Figure content listings
========================================
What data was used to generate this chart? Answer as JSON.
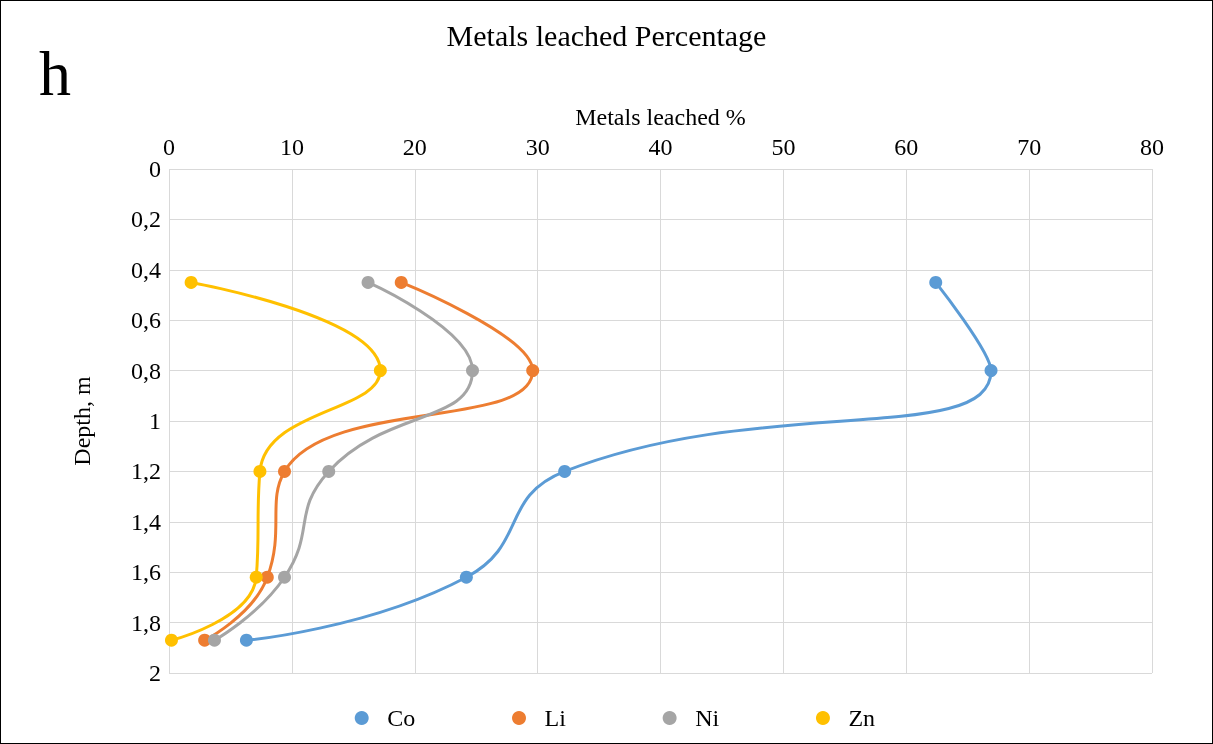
{
  "chart_data": {
    "type": "line",
    "title": "Metals leached Percentage",
    "xlabel": "Metals leached %",
    "ylabel": "Depth, m",
    "annotations": [
      "h"
    ],
    "xlim": [
      0,
      80
    ],
    "xticks": [
      0,
      10,
      20,
      30,
      40,
      50,
      60,
      70,
      80
    ],
    "ylim": [
      2,
      0
    ],
    "yticks": [
      0,
      {
        "value": 0.2,
        "label": "0,2"
      },
      {
        "value": 0.4,
        "label": "0,4"
      },
      {
        "value": 0.6,
        "label": "0,6"
      },
      {
        "value": 0.8,
        "label": "0,8"
      },
      1,
      {
        "value": 1.2,
        "label": "1,2"
      },
      {
        "value": 1.4,
        "label": "1,4"
      },
      {
        "value": 1.6,
        "label": "1,6"
      },
      {
        "value": 1.8,
        "label": "1,8"
      },
      2
    ],
    "grid": true,
    "legend": "bottom",
    "marker": "circle",
    "line_style": "solid",
    "series": [
      {
        "name": "Co",
        "color": "#5b9bd5",
        "x": [
          62.4,
          66.9,
          32.2,
          24.2,
          6.3
        ],
        "values": [
          0.45,
          0.8,
          1.2,
          1.62,
          1.87
        ]
      },
      {
        "name": "Li",
        "color": "#ed7d31",
        "x": [
          18.9,
          29.6,
          9.4,
          8.0,
          2.9
        ],
        "values": [
          0.45,
          0.8,
          1.2,
          1.62,
          1.87
        ]
      },
      {
        "name": "Ni",
        "color": "#a5a5a5",
        "x": [
          16.2,
          24.7,
          13.0,
          9.4,
          3.7
        ],
        "values": [
          0.45,
          0.8,
          1.2,
          1.62,
          1.87
        ]
      },
      {
        "name": "Zn",
        "color": "#ffc000",
        "x": [
          1.8,
          17.2,
          7.4,
          7.1,
          0.2
        ],
        "values": [
          0.45,
          0.8,
          1.2,
          1.62,
          1.87
        ]
      }
    ]
  }
}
========================================
Write out all the entries word for word, but skip any images.

What data was used to generate this chart? Answer as JSON.
{
  "chart_data": {
    "type": "line",
    "title": "Metals leached Percentage",
    "xlabel": "Metals leached %",
    "ylabel": "Depth, m",
    "annotations": [
      "h"
    ],
    "xlim": [
      0,
      80
    ],
    "xticks": [
      0,
      10,
      20,
      30,
      40,
      50,
      60,
      70,
      80
    ],
    "ylim": [
      2,
      0
    ],
    "yticks": [
      0,
      {
        "value": 0.2,
        "label": "0,2"
      },
      {
        "value": 0.4,
        "label": "0,4"
      },
      {
        "value": 0.6,
        "label": "0,6"
      },
      {
        "value": 0.8,
        "label": "0,8"
      },
      1,
      {
        "value": 1.2,
        "label": "1,2"
      },
      {
        "value": 1.4,
        "label": "1,4"
      },
      {
        "value": 1.6,
        "label": "1,6"
      },
      {
        "value": 1.8,
        "label": "1,8"
      },
      2
    ],
    "grid": true,
    "legend": "bottom",
    "marker": "circle",
    "line_style": "solid",
    "series": [
      {
        "name": "Co",
        "color": "#5b9bd5",
        "x": [
          62.4,
          66.9,
          32.2,
          24.2,
          6.3
        ],
        "values": [
          0.45,
          0.8,
          1.2,
          1.62,
          1.87
        ]
      },
      {
        "name": "Li",
        "color": "#ed7d31",
        "x": [
          18.9,
          29.6,
          9.4,
          8.0,
          2.9
        ],
        "values": [
          0.45,
          0.8,
          1.2,
          1.62,
          1.87
        ]
      },
      {
        "name": "Ni",
        "color": "#a5a5a5",
        "x": [
          16.2,
          24.7,
          13.0,
          9.4,
          3.7
        ],
        "values": [
          0.45,
          0.8,
          1.2,
          1.62,
          1.87
        ]
      },
      {
        "name": "Zn",
        "color": "#ffc000",
        "x": [
          1.8,
          17.2,
          7.4,
          7.1,
          0.2
        ],
        "values": [
          0.45,
          0.8,
          1.2,
          1.62,
          1.87
        ]
      }
    ]
  }
}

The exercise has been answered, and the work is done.